* **Stored records**
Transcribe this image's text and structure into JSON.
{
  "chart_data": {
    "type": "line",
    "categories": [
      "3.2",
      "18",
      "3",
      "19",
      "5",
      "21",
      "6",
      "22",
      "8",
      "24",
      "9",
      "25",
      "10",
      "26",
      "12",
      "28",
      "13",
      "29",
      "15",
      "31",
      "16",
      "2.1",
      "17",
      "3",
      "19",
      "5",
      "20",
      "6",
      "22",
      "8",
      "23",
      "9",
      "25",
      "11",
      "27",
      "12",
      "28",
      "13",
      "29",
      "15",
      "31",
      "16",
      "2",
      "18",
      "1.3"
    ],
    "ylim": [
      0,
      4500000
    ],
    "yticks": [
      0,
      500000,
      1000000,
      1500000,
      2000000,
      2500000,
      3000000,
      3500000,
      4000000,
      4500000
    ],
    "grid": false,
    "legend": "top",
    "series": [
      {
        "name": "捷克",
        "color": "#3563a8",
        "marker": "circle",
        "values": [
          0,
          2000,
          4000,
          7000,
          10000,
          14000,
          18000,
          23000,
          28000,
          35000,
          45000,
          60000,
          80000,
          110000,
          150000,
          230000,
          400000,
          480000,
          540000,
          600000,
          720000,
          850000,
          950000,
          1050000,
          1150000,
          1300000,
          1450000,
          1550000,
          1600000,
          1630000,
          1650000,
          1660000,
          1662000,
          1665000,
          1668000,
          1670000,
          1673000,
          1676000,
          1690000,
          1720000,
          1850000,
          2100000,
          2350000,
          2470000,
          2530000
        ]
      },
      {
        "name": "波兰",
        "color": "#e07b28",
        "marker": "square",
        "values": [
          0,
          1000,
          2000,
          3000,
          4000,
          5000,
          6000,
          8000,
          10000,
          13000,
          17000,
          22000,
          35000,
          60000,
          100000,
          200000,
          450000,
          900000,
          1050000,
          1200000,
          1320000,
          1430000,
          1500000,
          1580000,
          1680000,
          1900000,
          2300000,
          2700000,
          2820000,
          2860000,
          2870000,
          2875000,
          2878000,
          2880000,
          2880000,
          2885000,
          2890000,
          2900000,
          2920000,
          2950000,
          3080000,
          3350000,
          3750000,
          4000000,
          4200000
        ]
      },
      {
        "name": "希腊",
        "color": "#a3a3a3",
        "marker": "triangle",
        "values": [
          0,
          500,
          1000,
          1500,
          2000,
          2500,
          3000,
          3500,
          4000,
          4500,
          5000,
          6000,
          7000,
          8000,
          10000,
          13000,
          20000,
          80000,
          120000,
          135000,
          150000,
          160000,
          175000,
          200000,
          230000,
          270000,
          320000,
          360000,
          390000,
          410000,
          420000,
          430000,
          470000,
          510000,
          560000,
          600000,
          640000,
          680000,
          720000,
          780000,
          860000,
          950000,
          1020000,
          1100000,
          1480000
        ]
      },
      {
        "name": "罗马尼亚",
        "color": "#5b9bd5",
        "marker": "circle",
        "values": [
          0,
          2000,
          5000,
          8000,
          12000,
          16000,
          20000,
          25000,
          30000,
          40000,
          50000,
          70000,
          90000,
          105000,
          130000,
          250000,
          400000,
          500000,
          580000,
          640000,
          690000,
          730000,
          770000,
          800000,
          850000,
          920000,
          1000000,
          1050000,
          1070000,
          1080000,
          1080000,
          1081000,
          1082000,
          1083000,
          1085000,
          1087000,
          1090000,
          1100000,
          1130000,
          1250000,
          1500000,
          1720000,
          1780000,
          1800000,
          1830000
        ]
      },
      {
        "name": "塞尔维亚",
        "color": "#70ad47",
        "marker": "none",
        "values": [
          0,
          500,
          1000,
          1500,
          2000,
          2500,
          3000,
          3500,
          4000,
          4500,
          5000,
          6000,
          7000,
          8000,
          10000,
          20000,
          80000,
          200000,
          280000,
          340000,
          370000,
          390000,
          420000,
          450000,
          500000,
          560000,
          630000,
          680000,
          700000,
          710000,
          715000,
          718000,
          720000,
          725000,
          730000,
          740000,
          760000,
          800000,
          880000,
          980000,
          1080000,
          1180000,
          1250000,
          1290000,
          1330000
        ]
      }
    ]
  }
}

* **Work instructions**
Copy out all of the records shown above exactly.

* **Exercise solution**
Transcribe this image's text and structure into JSON.
{
  "chart_data": {
    "type": "line",
    "categories": [
      "3.2",
      "18",
      "3",
      "19",
      "5",
      "21",
      "6",
      "22",
      "8",
      "24",
      "9",
      "25",
      "10",
      "26",
      "12",
      "28",
      "13",
      "29",
      "15",
      "31",
      "16",
      "2.1",
      "17",
      "3",
      "19",
      "5",
      "20",
      "6",
      "22",
      "8",
      "23",
      "9",
      "25",
      "11",
      "27",
      "12",
      "28",
      "13",
      "29",
      "15",
      "31",
      "16",
      "2",
      "18",
      "1.3"
    ],
    "ylim": [
      0,
      4500000
    ],
    "yticks": [
      0,
      500000,
      1000000,
      1500000,
      2000000,
      2500000,
      3000000,
      3500000,
      4000000,
      4500000
    ],
    "grid": false,
    "legend": "top",
    "series": [
      {
        "name": "捷克",
        "color": "#3563a8",
        "marker": "circle",
        "values": [
          0,
          2000,
          4000,
          7000,
          10000,
          14000,
          18000,
          23000,
          28000,
          35000,
          45000,
          60000,
          80000,
          110000,
          150000,
          230000,
          400000,
          480000,
          540000,
          600000,
          720000,
          850000,
          950000,
          1050000,
          1150000,
          1300000,
          1450000,
          1550000,
          1600000,
          1630000,
          1650000,
          1660000,
          1662000,
          1665000,
          1668000,
          1670000,
          1673000,
          1676000,
          1690000,
          1720000,
          1850000,
          2100000,
          2350000,
          2470000,
          2530000
        ]
      },
      {
        "name": "波兰",
        "color": "#e07b28",
        "marker": "square",
        "values": [
          0,
          1000,
          2000,
          3000,
          4000,
          5000,
          6000,
          8000,
          10000,
          13000,
          17000,
          22000,
          35000,
          60000,
          100000,
          200000,
          450000,
          900000,
          1050000,
          1200000,
          1320000,
          1430000,
          1500000,
          1580000,
          1680000,
          1900000,
          2300000,
          2700000,
          2820000,
          2860000,
          2870000,
          2875000,
          2878000,
          2880000,
          2880000,
          2885000,
          2890000,
          2900000,
          2920000,
          2950000,
          3080000,
          3350000,
          3750000,
          4000000,
          4200000
        ]
      },
      {
        "name": "希腊",
        "color": "#a3a3a3",
        "marker": "triangle",
        "values": [
          0,
          500,
          1000,
          1500,
          2000,
          2500,
          3000,
          3500,
          4000,
          4500,
          5000,
          6000,
          7000,
          8000,
          10000,
          13000,
          20000,
          80000,
          120000,
          135000,
          150000,
          160000,
          175000,
          200000,
          230000,
          270000,
          320000,
          360000,
          390000,
          410000,
          420000,
          430000,
          470000,
          510000,
          560000,
          600000,
          640000,
          680000,
          720000,
          780000,
          860000,
          950000,
          1020000,
          1100000,
          1480000
        ]
      },
      {
        "name": "罗马尼亚",
        "color": "#5b9bd5",
        "marker": "circle",
        "values": [
          0,
          2000,
          5000,
          8000,
          12000,
          16000,
          20000,
          25000,
          30000,
          40000,
          50000,
          70000,
          90000,
          105000,
          130000,
          250000,
          400000,
          500000,
          580000,
          640000,
          690000,
          730000,
          770000,
          800000,
          850000,
          920000,
          1000000,
          1050000,
          1070000,
          1080000,
          1080000,
          1081000,
          1082000,
          1083000,
          1085000,
          1087000,
          1090000,
          1100000,
          1130000,
          1250000,
          1500000,
          1720000,
          1780000,
          1800000,
          1830000
        ]
      },
      {
        "name": "塞尔维亚",
        "color": "#70ad47",
        "marker": "none",
        "values": [
          0,
          500,
          1000,
          1500,
          2000,
          2500,
          3000,
          3500,
          4000,
          4500,
          5000,
          6000,
          7000,
          8000,
          10000,
          20000,
          80000,
          200000,
          280000,
          340000,
          370000,
          390000,
          420000,
          450000,
          500000,
          560000,
          630000,
          680000,
          700000,
          710000,
          715000,
          718000,
          720000,
          725000,
          730000,
          740000,
          760000,
          800000,
          880000,
          980000,
          1080000,
          1180000,
          1250000,
          1290000,
          1330000
        ]
      }
    ]
  }
}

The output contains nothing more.